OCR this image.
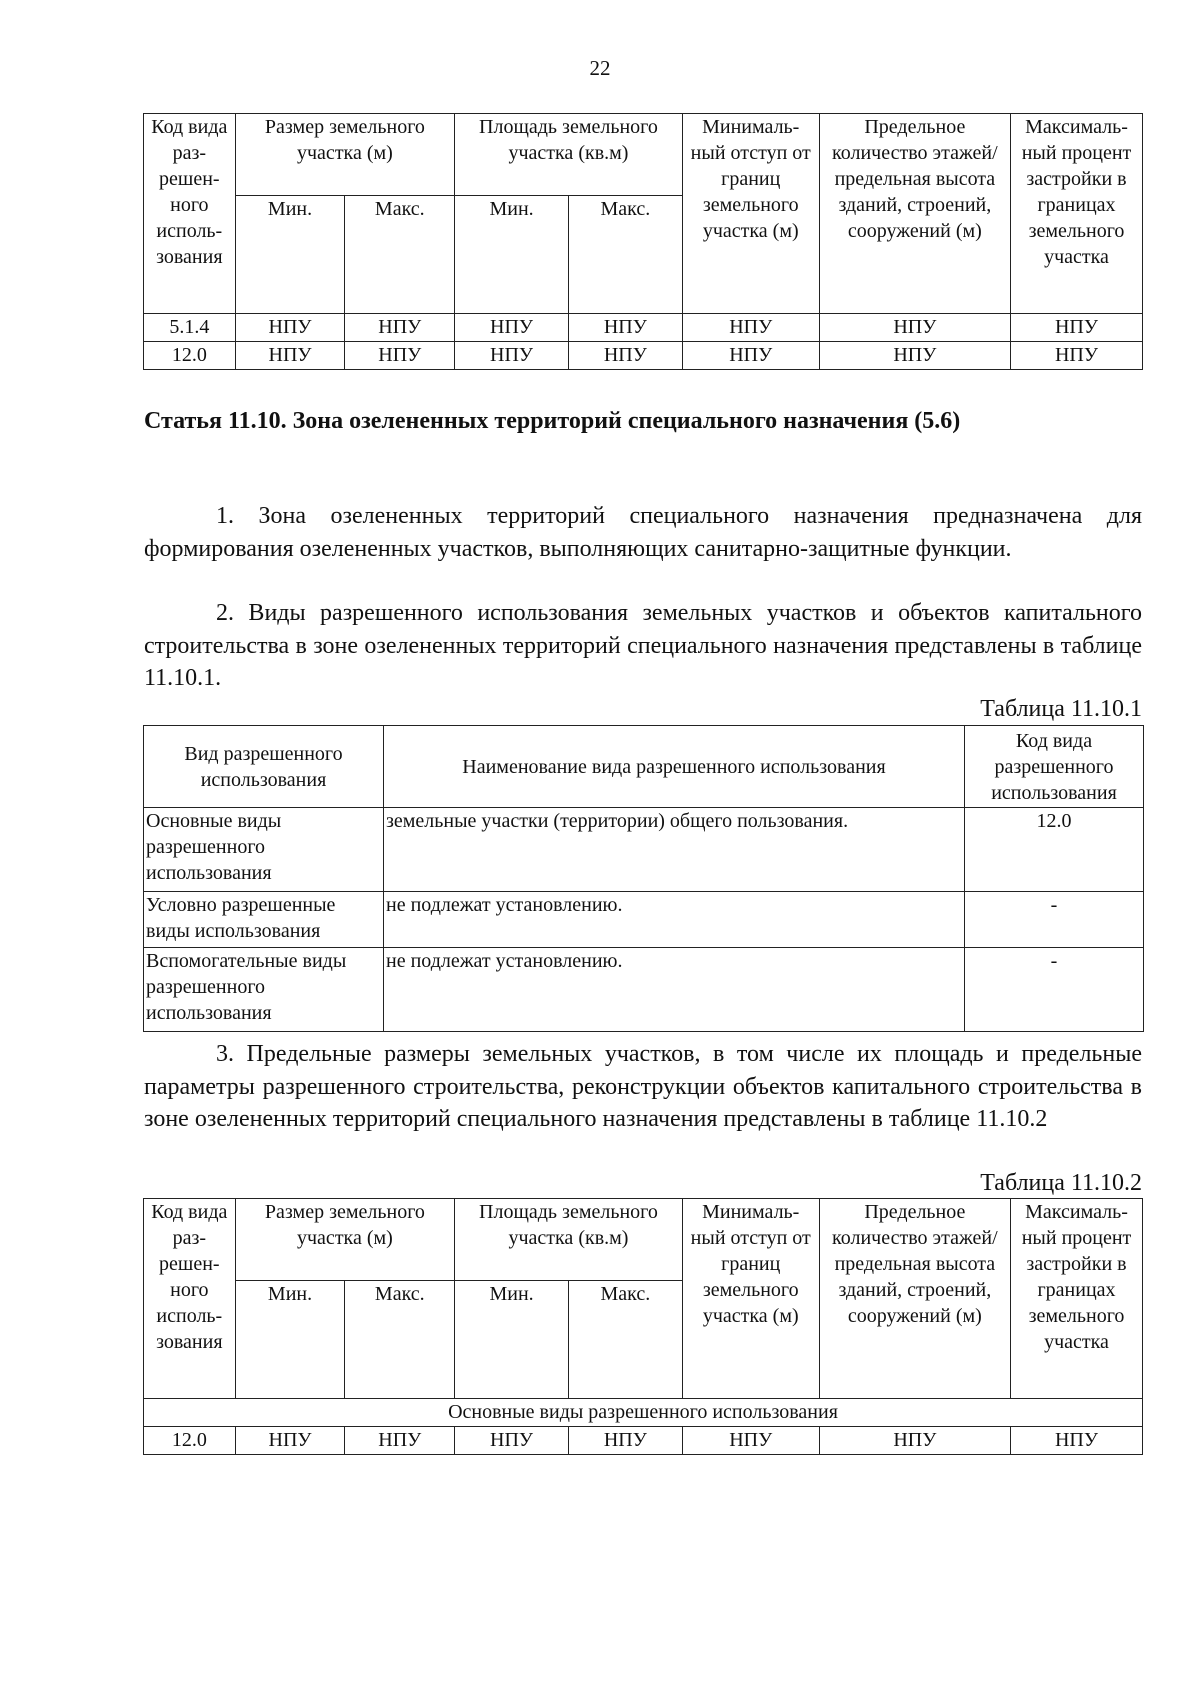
22
Код вида раз-решен-ного исполь-зования	Размер земельного участка (м)		Площадь земельного участка (кв.м)		Минималь-ный отступ от границ земельного участка (м)	Предельное количество этажей/ предельная высота зданий, строений, сооружений (м)	Максималь-ный процент застройки в границах земельного участка
	Мин.	Макс.	Мин.	Макс.			
5.1.4	НПУ	НПУ	НПУ	НПУ	НПУ	НПУ	НПУ
12.0	НПУ	НПУ	НПУ	НПУ	НПУ	НПУ	НПУ
Статья 11.10. Зона озелененных территорий специального назначения (5.6)

1. Зона озелененных территорий специального назначения предназначена для формирования озелененных участков, выполняющих санитарно-защитные функции.

2. Виды разрешенного использования земельных участков и объектов капитального строительства в зоне озелененных территорий специального назначения представлены в таблице 11.10.1.

Таблица 11.10.1
Вид разрешенного использования	Наименование вида разрешенного использования	Код вида разрешенного использования
Основные виды разрешенного использования	земельные участки (территории) общего пользования.	12.0
Условно разрешенные виды использования	не подлежат установлению.	-
Вспомогательные виды разрешенного использования	не подлежат установлению.	-

3. Предельные размеры земельных участков, в том числе их площадь и предельные параметры разрешенного строительства, реконструкции объектов капитального строительства в зоне озелененных территорий специального назначения представлены в таблице 11.10.2

Таблица 11.10.2
Код вида раз-решен-ного исполь-зования	Размер земельного участка (м)		Площадь земельного участка (кв.м)		Минималь-ный отступ от границ земельного участка (м)	Предельное количество этажей/ предельная высота зданий, строений, сооружений (м)	Максималь-ный процент застройки в границах земельного участка
	Мин.	Макс.	Мин.	Макс.			
Основные виды разрешенного использования							
12.0	НПУ	НПУ	НПУ	НПУ	НПУ	НПУ	НПУ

_Aim_
Write every record out again exactly; no pictures belong in the copy.

_Reply_
OCR this image.
22
Код вида раз-решен-ного исполь-зования	Размер земельного участка (м)		Площадь земельного участка (кв.м)		Минималь-ный отступ от границ земельного участка (м)	Предельное количество этажей/ предельная высота зданий, строений, сооружений (м)	Максималь-ный процент застройки в границах земельного участка
	Мин.	Макс.	Мин.	Макс.			
5.1.4	НПУ	НПУ	НПУ	НПУ	НПУ	НПУ	НПУ
12.0	НПУ	НПУ	НПУ	НПУ	НПУ	НПУ	НПУ
Статья 11.10. Зона озелененных территорий специального назначения (5.6)

1. Зона озелененных территорий специального назначения предназначена для формирования озелененных участков, выполняющих санитарно-защитные функции.

2. Виды разрешенного использования земельных участков и объектов капитального строительства в зоне озелененных территорий специального назначения представлены в таблице 11.10.1.

Таблица 11.10.1
Вид разрешенного использования	Наименование вида разрешенного использования	Код вида разрешенного использования
Основные виды разрешенного использования	земельные участки (территории) общего пользования.	12.0
Условно разрешенные виды использования	не подлежат установлению.	-
Вспомогательные виды разрешенного использования	не подлежат установлению.	-

3. Предельные размеры земельных участков, в том числе их площадь и предельные параметры разрешенного строительства, реконструкции объектов капитального строительства в зоне озелененных территорий специального назначения представлены в таблице 11.10.2

Таблица 11.10.2
Код вида раз-решен-ного исполь-зования	Размер земельного участка (м)		Площадь земельного участка (кв.м)		Минималь-ный отступ от границ земельного участка (м)	Предельное количество этажей/ предельная высота зданий, строений, сооружений (м)	Максималь-ный процент застройки в границах земельного участка
	Мин.	Макс.	Мин.	Макс.			
Основные виды разрешенного использования							
12.0	НПУ	НПУ	НПУ	НПУ	НПУ	НПУ	НПУ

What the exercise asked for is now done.